From the listing below, count the lines where the string "CATEGORIE" occurs. Give the number, with no other words.

>> BEGIN Data to process

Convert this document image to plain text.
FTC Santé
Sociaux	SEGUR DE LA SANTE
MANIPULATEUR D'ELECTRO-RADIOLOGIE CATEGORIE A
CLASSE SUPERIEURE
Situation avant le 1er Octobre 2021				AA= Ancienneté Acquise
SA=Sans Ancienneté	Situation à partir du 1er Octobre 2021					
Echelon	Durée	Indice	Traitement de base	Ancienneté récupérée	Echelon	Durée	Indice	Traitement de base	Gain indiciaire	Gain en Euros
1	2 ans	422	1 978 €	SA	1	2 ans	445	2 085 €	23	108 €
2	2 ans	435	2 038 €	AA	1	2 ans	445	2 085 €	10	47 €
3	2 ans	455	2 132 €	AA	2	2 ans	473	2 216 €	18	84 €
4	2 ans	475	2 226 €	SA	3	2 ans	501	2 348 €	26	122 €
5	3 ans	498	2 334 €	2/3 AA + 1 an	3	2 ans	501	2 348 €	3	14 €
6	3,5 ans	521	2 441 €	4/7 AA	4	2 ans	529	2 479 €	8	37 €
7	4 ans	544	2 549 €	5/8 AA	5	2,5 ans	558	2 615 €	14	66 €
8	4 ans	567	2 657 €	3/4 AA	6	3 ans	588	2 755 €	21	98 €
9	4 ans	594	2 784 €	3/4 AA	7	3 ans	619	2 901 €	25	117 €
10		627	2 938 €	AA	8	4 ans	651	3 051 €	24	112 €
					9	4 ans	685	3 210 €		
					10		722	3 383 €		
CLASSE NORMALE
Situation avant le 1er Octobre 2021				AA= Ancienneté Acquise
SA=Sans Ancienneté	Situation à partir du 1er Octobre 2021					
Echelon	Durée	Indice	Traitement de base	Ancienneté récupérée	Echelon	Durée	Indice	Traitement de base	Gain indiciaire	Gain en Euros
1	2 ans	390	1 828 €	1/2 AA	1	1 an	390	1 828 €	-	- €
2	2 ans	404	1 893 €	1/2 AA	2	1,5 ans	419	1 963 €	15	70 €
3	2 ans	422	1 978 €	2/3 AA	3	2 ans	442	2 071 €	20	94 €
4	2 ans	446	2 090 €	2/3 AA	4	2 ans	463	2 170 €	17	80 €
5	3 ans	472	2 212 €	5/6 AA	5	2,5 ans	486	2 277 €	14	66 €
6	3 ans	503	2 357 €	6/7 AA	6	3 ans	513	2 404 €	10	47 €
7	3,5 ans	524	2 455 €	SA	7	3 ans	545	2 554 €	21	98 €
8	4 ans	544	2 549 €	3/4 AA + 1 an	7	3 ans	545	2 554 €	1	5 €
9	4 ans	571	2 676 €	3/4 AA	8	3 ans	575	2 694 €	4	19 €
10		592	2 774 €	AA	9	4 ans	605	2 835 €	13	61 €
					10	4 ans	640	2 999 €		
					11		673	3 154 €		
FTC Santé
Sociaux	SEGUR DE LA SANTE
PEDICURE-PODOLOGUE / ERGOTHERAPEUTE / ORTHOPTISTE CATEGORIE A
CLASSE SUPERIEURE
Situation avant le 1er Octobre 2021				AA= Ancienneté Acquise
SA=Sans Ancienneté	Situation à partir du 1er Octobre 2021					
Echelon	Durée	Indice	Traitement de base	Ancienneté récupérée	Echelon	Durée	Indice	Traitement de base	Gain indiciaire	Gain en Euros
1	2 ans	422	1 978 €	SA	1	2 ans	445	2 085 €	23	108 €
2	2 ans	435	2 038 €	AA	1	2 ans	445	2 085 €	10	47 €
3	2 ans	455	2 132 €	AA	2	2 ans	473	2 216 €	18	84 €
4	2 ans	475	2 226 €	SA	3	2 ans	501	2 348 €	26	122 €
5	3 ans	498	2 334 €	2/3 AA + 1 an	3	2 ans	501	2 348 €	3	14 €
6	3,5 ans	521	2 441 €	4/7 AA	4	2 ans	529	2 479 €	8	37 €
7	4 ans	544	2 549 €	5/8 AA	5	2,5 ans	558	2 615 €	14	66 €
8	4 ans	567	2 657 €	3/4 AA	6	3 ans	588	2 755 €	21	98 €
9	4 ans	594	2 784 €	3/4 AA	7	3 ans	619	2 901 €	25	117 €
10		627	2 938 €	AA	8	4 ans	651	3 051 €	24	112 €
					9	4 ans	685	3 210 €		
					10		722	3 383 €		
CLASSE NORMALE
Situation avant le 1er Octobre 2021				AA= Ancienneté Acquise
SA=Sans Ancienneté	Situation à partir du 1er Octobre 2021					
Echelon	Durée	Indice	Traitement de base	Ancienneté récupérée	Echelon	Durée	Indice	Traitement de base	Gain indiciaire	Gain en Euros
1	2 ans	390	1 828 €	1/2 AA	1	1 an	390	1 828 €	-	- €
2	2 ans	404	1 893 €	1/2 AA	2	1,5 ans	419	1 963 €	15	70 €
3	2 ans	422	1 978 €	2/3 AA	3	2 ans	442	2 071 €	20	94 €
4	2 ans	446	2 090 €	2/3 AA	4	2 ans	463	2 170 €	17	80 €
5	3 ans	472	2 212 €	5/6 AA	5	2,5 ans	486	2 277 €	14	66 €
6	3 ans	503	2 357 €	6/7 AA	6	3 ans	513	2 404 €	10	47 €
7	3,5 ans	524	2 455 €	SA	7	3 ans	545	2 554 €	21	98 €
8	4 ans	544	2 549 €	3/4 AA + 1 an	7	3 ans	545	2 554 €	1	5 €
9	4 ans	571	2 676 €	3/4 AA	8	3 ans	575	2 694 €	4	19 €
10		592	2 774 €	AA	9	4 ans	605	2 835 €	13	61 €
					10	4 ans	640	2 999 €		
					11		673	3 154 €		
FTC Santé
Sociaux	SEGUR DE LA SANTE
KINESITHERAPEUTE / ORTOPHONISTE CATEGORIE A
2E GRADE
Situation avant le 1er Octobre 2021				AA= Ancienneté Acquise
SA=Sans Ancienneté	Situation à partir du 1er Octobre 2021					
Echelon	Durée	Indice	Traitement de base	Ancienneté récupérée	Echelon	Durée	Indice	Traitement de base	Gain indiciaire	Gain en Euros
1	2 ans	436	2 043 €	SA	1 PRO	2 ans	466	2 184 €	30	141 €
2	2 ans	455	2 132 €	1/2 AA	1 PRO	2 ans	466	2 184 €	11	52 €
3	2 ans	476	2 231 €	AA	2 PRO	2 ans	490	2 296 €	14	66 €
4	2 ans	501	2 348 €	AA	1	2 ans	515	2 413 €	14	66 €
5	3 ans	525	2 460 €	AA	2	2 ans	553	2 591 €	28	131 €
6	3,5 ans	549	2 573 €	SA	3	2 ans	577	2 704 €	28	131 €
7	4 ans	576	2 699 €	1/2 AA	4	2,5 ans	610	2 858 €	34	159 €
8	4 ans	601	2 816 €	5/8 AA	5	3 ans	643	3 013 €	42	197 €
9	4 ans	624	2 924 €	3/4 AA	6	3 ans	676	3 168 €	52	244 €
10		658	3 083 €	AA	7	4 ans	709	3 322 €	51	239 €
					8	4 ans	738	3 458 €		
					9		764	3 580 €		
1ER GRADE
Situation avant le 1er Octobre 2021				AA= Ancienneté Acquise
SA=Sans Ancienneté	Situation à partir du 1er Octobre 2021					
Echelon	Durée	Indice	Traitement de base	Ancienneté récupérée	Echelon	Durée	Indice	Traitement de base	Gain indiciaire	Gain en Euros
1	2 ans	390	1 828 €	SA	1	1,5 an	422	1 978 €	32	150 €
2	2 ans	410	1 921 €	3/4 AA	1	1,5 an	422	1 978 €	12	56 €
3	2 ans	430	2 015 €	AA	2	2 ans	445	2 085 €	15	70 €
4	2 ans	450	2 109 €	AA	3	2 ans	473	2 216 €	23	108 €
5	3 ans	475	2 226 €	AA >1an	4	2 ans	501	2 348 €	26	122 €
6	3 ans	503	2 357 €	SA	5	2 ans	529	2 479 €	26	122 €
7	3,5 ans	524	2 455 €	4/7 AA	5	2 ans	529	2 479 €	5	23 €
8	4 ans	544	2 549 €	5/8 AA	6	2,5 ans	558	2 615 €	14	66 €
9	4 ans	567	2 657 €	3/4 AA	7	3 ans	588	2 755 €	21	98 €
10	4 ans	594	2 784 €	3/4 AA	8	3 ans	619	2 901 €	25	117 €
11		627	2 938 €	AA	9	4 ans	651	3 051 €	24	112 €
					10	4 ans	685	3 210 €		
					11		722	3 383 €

>> END Data to process

* [Correct response]: 3